### ЗАДАНИЕ 1
Объясните по тексту о государственном суверенитете, почему неизбежно определенное ограничение изначально абсолютного суверенитета. Уложитесь в одно–три предложения.
### ЗАДАНИЕ 2
Перечислите все виды суверенитета, которые текст о государственном суверенитете прямо называет, описывая новую тенденцию в доктрине.
### ЗАДАНИЕ 3
Продолжите текст о государственном суверенитете с того места, на котором он заканчивается.

### ФРАГМЕНТ ТЕКСТА

Сказанное об ограничении суверенитета относится скорее к его внешним проявлениям, тогда как внутренний суверенитет, под которым понимается независимость государства от любой другой политической силы внутри него, построение национальной правовой системы на основе правовых ценностей, традиций и потребностей страны, обязательно должен сохраняться. При этом в контексте федеративного устройства Российской Федерации важно обозначить существование лишь одного суверенитета — государственного. Оговоримся, что в конституциях отдельных зарубежных государств (например, Мексики 1917 г. и Швейцарии 1999 г.) сказано о суверенитете субъектов федерации, но там речь идет не о государственном суверенитете. В США и Канаде «иногда считается, что государственный суверенитет разделен между федерацией и ее субъектами. Концепция разделенного суверенитета (СССР и союзных республик) существовала в СССР»142. На деле государственный суверенитет неделим. «Конституция РФ устанавливает единство и неделимость суверенитета Российской Федерации на всей ее территории»143, тогда как наличие двух уровней суверенных властей, находящихся в единой системе государственной власти, полностью исключается, иными словами, не допускается суверенитет какого-либо субъекта РФ наряду с суверенитетом самой Российской Федерации144.
В заключение отметим следующее. Концепция государственного суверенитета, обоснованная в XVI–XVII вв., в последние десятилетия приобретает новое звучание, трансформируется в условиях глобализации, интеграции, цифровизации и прочих объективных и субъективных факторов, в радикальных случаях — ставится под сомнение и отрицается. Вместе с тем неизбежным является определенное ограничение изначально абсолютного суверенитета, обусловленное расширением межгосударственного сотрудничества в рамках международных правительственных организаций. Наряду с этим протекающие параллельно процессы «разгосударствления» в области регулирования трансграничных частноправовых отношений, проникновение концепта мягкого права в сферу международного публичного и даже внутригосударственного права145, развитие права открытых и сетевых обществ позволяют прогнозировать риски отчуждения, значительных ограничений и даже постепенной утраты суверенитета государствами в том виде, в котором он традиционно понимается в науках теории государства и права, конституционного и международного права. Новой тенденцией в доктрине выступает деление суверенитета на виды — экономический, правовой, политический, сетевой, цифровой и пр.
В связи с этим перед юридической наукой стоят задачи проведения комплексных, междисциплинарных исследований государства, научного обоснования активизации роли государства в гармонизации экономических, социальных и политических процессов, обеспечения сохранения государственного, правового, экономического, цифрового суверенитета и национальной идентичности Российской Федерации, поддержания оптимального баланса между суверенным правопорядком и необходимостью межгосударственного сотрудничества в политической, экономической, культурной сферах, согласования национальных норм и международных стандартов, создания правовых средств предупреждения и преодоления кризисных ситуаций, угрожающих потерей суверенитета и национальной самобытности, развития и конкретизации конституционных положений об укреплении суверенитета Российской Федерации, разработки доктринальных концепций сохранения суверенитета в условиях функционирования международных центров принятия решений.

### СПИСОК ЗАПИСЕЙ
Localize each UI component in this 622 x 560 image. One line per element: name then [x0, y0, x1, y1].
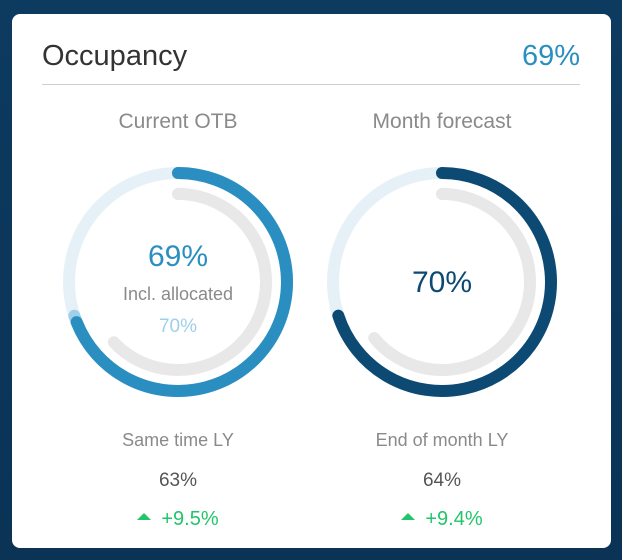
- month-forecast-value: 70%: [411, 266, 473, 299]
- current-otb-panel: Current OTB 69% Incl. allocated 70% Same…: [46, 110, 310, 530]
- month-forecast-donut: [327, 167, 557, 397]
- current-delta-value: +9.5%: [161, 508, 219, 530]
- divider: [42, 84, 580, 85]
- current-otb-gauge: 69% Incl. allocated 70%: [58, 162, 298, 402]
- occupancy-card: Occupancy 69% Current OTB 69% Incl. allo…: [12, 14, 611, 548]
- forecast-delta-value: +9.4%: [425, 508, 483, 530]
- same-time-ly-label: Same time LY: [122, 430, 234, 450]
- current-otb-value: 69%: [147, 240, 209, 273]
- same-time-ly-arc: [107, 188, 272, 376]
- end-of-month-ly-value: 64%: [422, 470, 462, 491]
- allocated-label: Incl. allocated: [122, 284, 234, 304]
- triangle-up-icon: [137, 513, 152, 521]
- occupancy-total: 69%: [521, 40, 580, 72]
- end-of-month-ly-arc: [368, 188, 536, 376]
- card-title: Occupancy: [42, 40, 188, 72]
- current-otb-arc: [70, 167, 293, 397]
- same-time-ly-value: 63%: [158, 470, 198, 491]
- allocated-value: 70%: [158, 316, 198, 337]
- current-otb-label: Current OTB: [118, 110, 238, 133]
- forecast-delta: +9.4%: [310, 508, 574, 531]
- current-delta: +9.5%: [46, 508, 310, 531]
- end-of-month-ly-label: End of month LY: [375, 430, 509, 450]
- month-forecast-panel: Month forecast 70% End of month LY 64% +…: [310, 110, 574, 530]
- month-forecast-gauge: 70%: [322, 162, 562, 402]
- current-otb-donut: [63, 167, 293, 397]
- triangle-up-icon: [401, 513, 416, 521]
- month-forecast-arc: [332, 167, 557, 397]
- month-forecast-label: Month forecast: [372, 110, 512, 133]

### ОТВЕТ 1
Такое ограничение неизбежно, потому что оно обусловлено расширением межгосударственного сотрудничества в рамках международных правительственных организаций.

### ОТВЕТ 2
Экономический, правовой, политический, сетевой, цифровой.

### ОТВЕТ 3
§ 3. Интерпретация государствами прав и возможностей, проистекающих из категории государственного суверенитета
Суверенитет является одним из главных фундаментальных признаков государства, отличающим его от всех иных политических институтов и определяющим его ведущее место в политической системе общества. Он в наибольшей степени отражает сущность государства, представляя собой единство территории, населения и государственной власти.
Как конституционно-правовой и международно-правовой принцип государственный суверенитет активно и всесторонне разрабатывается правовой наукой. С точки зрения юриспруденции суверенитет является единым и равнозначным для всех государств, и в этом отношении юридическая наука абстрагируется от политической динамики, по умолчанию предполагая ее подчиненность нормам права, а также ограниченность этими нормами. В то же время очевидным является то, что суверенное равенство государств или же равенство государственных суверенитетов совершенно не означает фактического равенства этих государств, их способностей проводить политику, отвечающую их национальным интересам, а также возможности защищать эти интересы в случае возникновении угрозы.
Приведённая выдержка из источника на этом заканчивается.